WHAT THE TASK ASKS: What lines of the data hold the string "Участник"? Pull each one out.

-- RECORD EXTRACTS start --

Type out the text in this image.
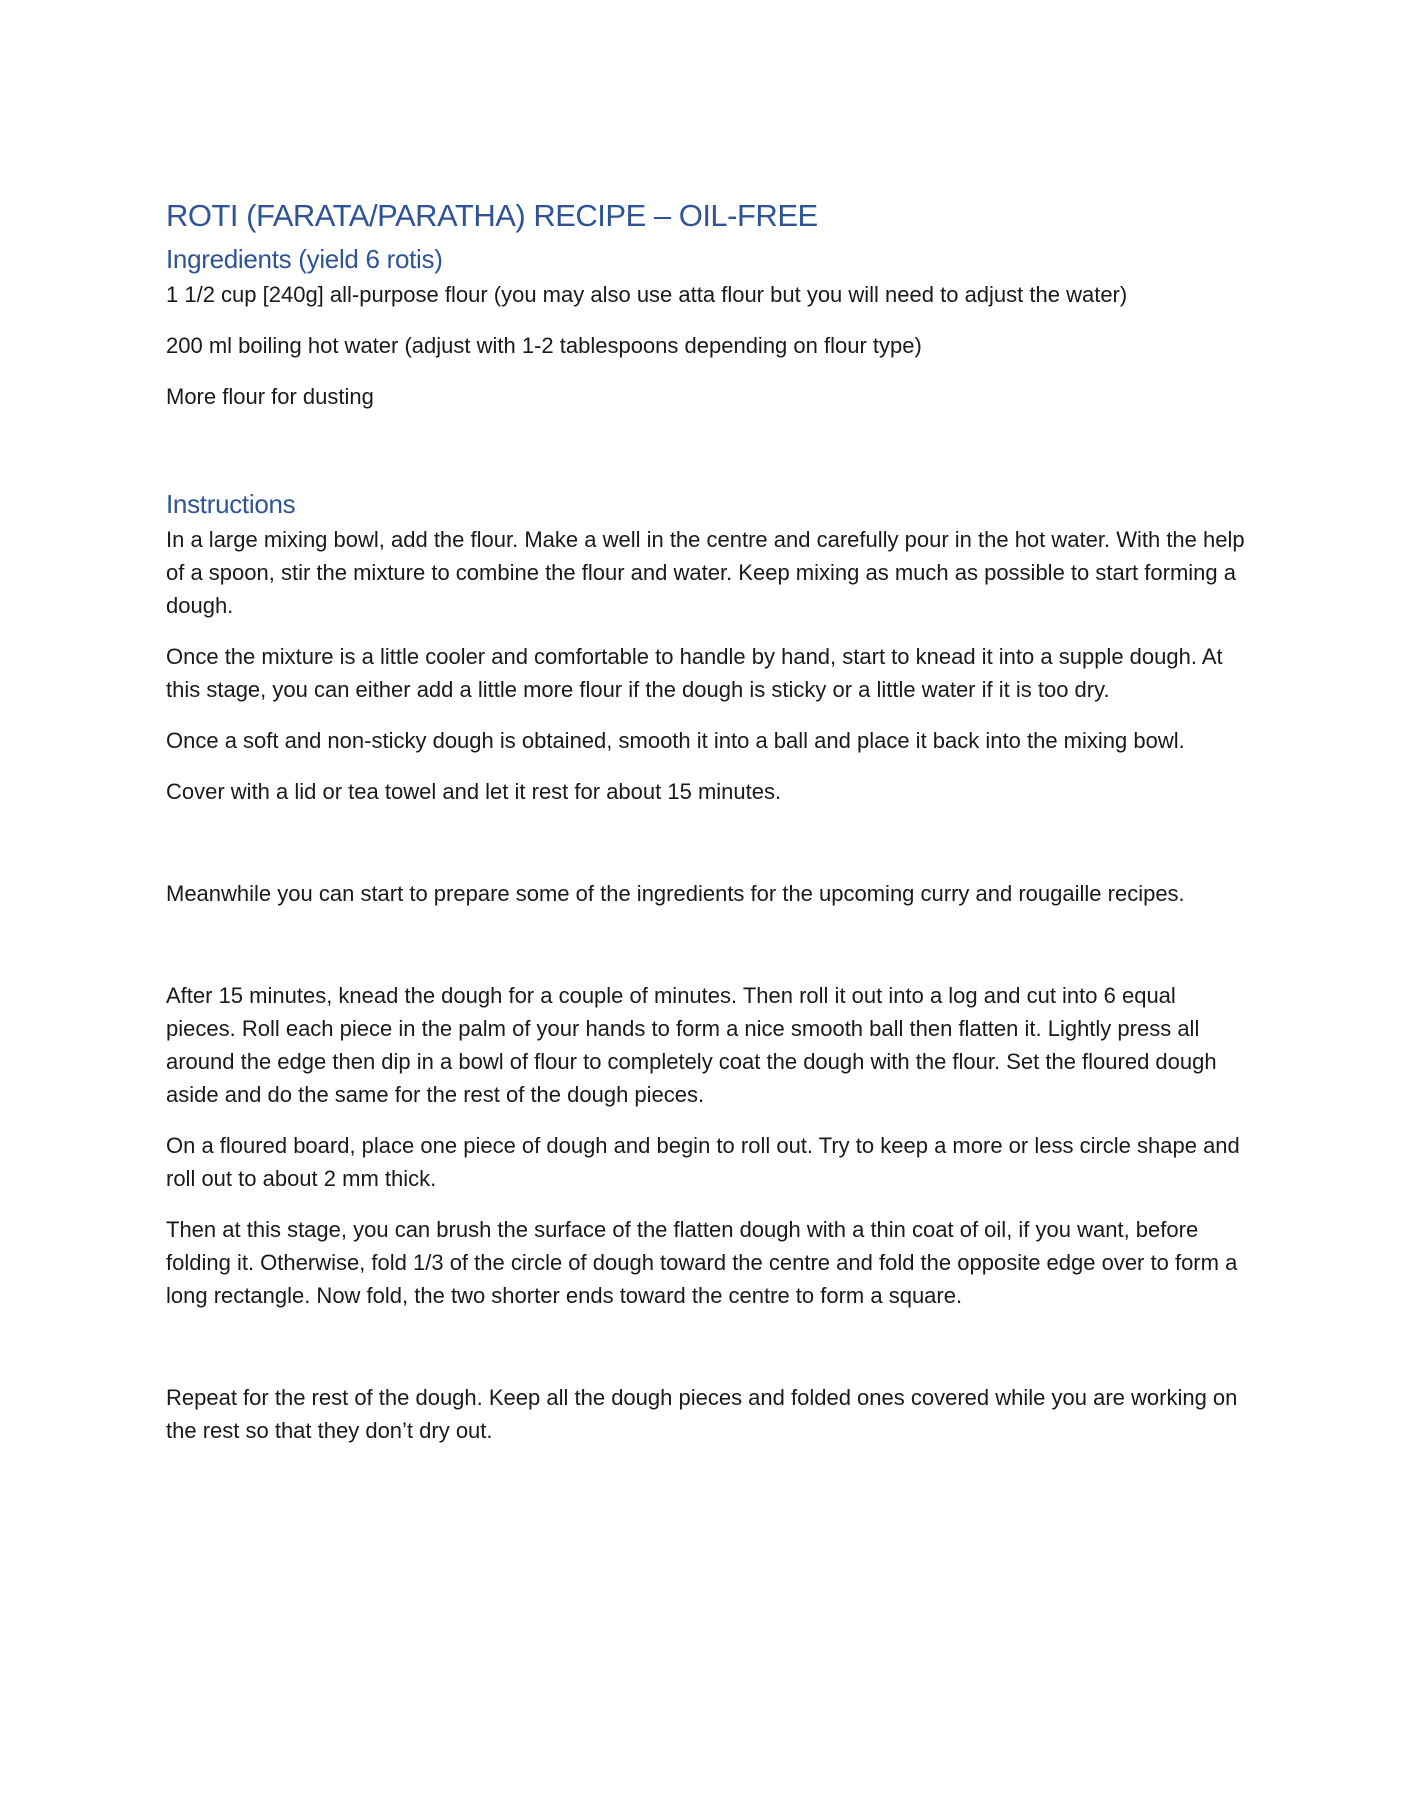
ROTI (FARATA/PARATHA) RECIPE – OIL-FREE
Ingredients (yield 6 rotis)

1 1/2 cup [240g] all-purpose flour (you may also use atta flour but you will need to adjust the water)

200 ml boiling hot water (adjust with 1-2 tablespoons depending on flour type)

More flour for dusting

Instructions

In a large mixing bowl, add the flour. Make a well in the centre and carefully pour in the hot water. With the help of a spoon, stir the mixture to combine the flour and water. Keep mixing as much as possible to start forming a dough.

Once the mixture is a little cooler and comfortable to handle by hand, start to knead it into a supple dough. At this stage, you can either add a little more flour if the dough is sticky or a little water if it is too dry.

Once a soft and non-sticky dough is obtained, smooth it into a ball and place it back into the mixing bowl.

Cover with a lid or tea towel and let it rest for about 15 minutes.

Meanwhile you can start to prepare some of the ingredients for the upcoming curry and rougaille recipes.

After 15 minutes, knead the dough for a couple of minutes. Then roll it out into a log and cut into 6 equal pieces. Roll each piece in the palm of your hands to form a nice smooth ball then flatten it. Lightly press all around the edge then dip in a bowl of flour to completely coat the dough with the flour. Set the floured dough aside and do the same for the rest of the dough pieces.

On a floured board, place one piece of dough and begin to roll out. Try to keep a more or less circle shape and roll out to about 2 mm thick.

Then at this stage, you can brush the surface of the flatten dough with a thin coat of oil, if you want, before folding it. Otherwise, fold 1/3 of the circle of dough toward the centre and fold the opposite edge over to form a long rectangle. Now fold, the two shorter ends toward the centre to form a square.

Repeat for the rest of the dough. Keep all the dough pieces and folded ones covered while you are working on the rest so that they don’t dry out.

-- RECORD EXTRACTS end --
-- RECORD EXTRACTS start --

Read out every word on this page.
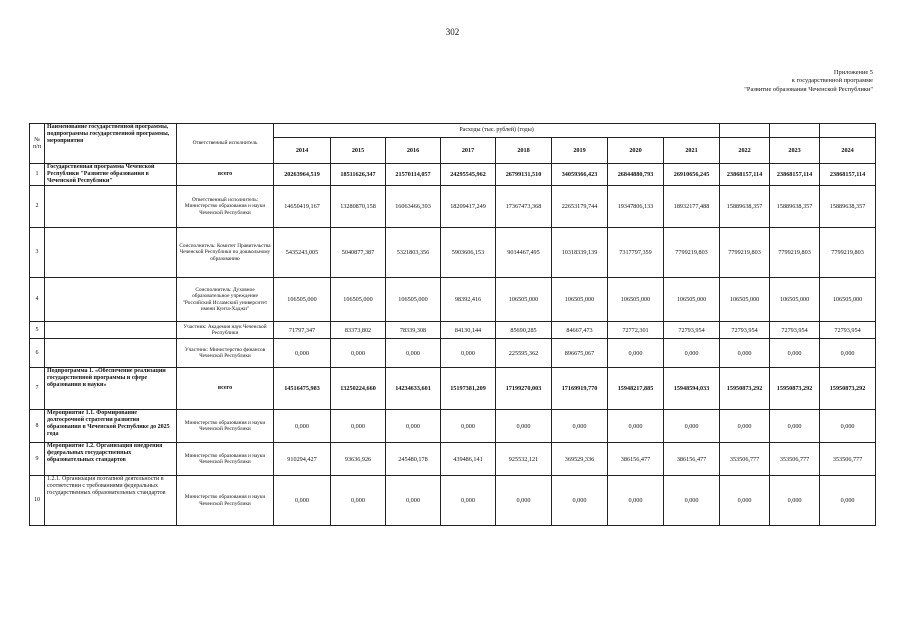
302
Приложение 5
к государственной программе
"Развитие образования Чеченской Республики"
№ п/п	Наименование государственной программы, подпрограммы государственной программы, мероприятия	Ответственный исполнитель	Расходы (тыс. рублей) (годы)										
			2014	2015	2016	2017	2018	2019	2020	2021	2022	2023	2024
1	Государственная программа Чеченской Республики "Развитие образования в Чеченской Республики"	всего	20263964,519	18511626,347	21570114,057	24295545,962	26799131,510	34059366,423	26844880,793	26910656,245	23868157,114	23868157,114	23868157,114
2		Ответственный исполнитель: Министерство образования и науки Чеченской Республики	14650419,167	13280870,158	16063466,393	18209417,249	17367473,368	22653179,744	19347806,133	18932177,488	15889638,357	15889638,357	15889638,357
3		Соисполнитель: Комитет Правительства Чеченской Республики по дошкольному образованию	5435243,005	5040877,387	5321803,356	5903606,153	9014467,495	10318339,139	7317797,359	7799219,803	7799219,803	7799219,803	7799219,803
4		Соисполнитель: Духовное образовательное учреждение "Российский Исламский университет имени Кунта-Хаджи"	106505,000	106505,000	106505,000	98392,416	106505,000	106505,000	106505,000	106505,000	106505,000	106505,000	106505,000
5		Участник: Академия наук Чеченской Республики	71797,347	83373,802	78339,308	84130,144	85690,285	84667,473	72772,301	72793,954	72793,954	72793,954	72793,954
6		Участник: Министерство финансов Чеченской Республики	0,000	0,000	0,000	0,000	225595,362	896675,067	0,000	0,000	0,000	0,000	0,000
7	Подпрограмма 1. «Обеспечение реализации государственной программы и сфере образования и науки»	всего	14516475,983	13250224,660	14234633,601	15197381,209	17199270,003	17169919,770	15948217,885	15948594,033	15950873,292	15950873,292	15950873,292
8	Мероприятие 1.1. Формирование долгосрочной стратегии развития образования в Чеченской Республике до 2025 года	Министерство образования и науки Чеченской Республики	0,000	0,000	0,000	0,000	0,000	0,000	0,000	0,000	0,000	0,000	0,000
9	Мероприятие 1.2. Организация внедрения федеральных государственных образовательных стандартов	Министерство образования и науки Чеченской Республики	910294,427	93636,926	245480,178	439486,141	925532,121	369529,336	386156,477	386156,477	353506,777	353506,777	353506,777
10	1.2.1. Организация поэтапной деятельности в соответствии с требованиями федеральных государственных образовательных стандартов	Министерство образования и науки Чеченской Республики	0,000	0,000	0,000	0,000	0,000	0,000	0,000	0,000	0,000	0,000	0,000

-- RECORD EXTRACTS end --
-- RECORD EXTRACTS start --

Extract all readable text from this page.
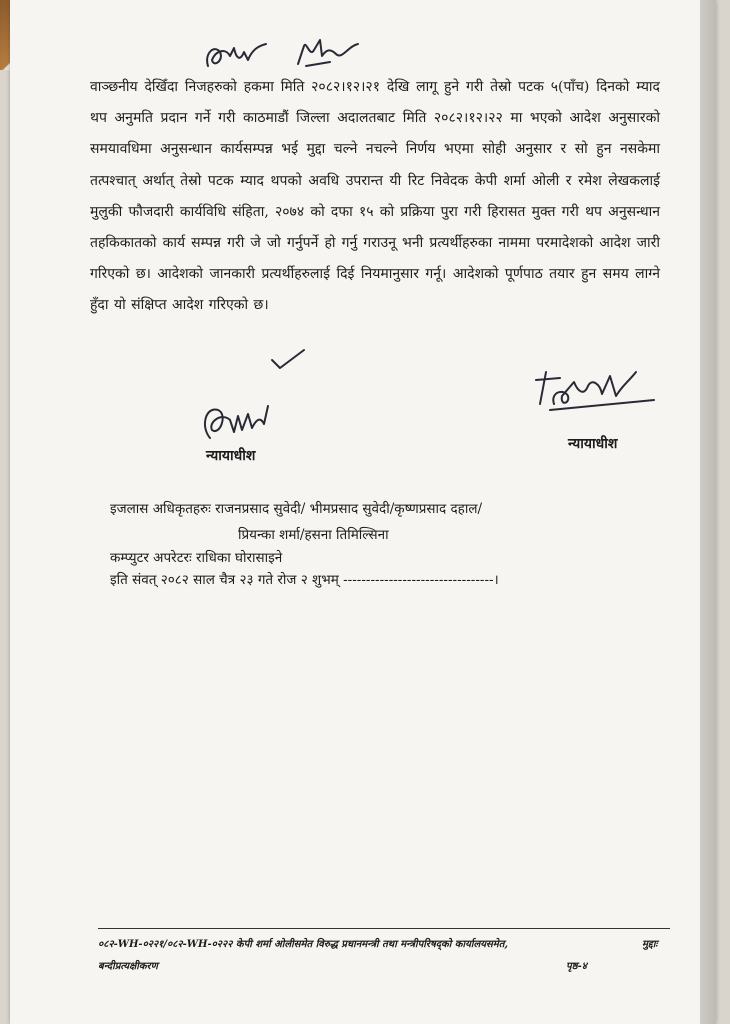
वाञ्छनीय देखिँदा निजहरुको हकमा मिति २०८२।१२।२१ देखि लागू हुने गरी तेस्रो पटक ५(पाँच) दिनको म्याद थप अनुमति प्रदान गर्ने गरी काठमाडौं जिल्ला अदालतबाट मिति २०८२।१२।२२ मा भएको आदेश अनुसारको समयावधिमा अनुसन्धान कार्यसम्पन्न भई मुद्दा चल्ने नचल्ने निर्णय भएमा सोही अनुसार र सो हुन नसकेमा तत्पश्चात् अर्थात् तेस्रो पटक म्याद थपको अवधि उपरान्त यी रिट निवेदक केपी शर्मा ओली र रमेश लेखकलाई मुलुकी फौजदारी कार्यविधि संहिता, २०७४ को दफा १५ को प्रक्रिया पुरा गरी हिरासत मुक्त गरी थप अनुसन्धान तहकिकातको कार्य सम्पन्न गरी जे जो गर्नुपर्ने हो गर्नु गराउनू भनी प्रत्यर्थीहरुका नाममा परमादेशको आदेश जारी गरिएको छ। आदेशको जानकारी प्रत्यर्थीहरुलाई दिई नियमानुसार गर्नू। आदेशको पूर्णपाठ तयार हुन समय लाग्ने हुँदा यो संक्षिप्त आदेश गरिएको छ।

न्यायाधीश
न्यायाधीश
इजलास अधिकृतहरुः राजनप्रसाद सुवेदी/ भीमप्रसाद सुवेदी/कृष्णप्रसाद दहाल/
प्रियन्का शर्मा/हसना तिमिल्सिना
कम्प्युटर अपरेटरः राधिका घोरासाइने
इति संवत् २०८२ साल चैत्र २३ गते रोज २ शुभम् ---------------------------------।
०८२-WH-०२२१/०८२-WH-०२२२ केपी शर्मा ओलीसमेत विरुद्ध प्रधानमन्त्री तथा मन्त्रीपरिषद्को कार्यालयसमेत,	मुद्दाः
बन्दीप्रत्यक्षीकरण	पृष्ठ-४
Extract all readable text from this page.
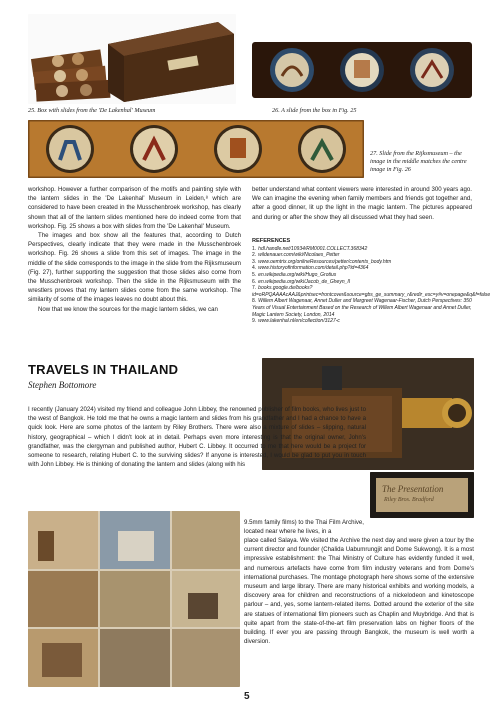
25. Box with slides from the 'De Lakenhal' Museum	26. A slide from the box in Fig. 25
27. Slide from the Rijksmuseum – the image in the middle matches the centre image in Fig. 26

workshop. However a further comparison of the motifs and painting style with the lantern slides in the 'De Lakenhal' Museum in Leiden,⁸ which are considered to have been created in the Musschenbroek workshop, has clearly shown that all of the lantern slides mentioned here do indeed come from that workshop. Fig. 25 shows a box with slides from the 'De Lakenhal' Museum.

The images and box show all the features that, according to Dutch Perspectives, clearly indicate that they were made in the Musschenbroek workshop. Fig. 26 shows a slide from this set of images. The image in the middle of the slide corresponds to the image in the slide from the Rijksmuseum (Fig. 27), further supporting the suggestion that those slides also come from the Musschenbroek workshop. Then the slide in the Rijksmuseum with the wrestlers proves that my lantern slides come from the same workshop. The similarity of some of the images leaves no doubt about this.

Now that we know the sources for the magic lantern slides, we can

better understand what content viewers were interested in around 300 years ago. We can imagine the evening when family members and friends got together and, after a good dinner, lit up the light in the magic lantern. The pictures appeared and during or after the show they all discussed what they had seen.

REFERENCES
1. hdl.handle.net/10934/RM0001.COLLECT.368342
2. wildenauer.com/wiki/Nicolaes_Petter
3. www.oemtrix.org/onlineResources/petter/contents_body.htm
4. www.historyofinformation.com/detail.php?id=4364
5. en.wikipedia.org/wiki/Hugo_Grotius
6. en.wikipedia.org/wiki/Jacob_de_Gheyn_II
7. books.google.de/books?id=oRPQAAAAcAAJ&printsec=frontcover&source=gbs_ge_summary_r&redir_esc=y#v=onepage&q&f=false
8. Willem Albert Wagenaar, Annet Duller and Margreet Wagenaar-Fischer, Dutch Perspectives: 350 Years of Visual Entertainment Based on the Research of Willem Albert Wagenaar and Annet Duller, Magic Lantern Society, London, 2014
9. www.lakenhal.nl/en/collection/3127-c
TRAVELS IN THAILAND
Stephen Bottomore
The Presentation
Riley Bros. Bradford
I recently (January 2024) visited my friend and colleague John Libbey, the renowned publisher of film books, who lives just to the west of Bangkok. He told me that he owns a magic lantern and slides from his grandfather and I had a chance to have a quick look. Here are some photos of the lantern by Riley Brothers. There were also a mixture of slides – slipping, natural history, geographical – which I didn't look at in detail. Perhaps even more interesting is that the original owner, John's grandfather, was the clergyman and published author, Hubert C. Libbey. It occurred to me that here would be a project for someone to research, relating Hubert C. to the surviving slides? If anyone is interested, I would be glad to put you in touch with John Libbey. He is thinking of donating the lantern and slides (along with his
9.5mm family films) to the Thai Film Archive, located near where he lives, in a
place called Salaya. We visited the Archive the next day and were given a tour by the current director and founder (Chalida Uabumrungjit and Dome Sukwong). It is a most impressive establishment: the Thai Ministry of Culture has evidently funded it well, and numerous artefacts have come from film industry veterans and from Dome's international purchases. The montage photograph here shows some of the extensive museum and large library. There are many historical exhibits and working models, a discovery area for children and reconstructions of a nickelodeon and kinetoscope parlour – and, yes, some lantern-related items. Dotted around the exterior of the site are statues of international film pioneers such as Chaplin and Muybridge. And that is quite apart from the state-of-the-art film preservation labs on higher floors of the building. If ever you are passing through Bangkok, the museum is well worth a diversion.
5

-- RECORD EXTRACTS end --

REPLY:
5		Участник: Академия наук Чеченской Республики	71797,347	83373,802	78339,308	84130,144	85690,285	84667,473	72772,301	72793,954	72793,954	72793,954	72793,954
6		Участник: Министерство финансов Чеченской Республики	0,000	0,000	0,000	0,000	225595,362	896675,067	0,000	0,000	0,000	0,000	0,000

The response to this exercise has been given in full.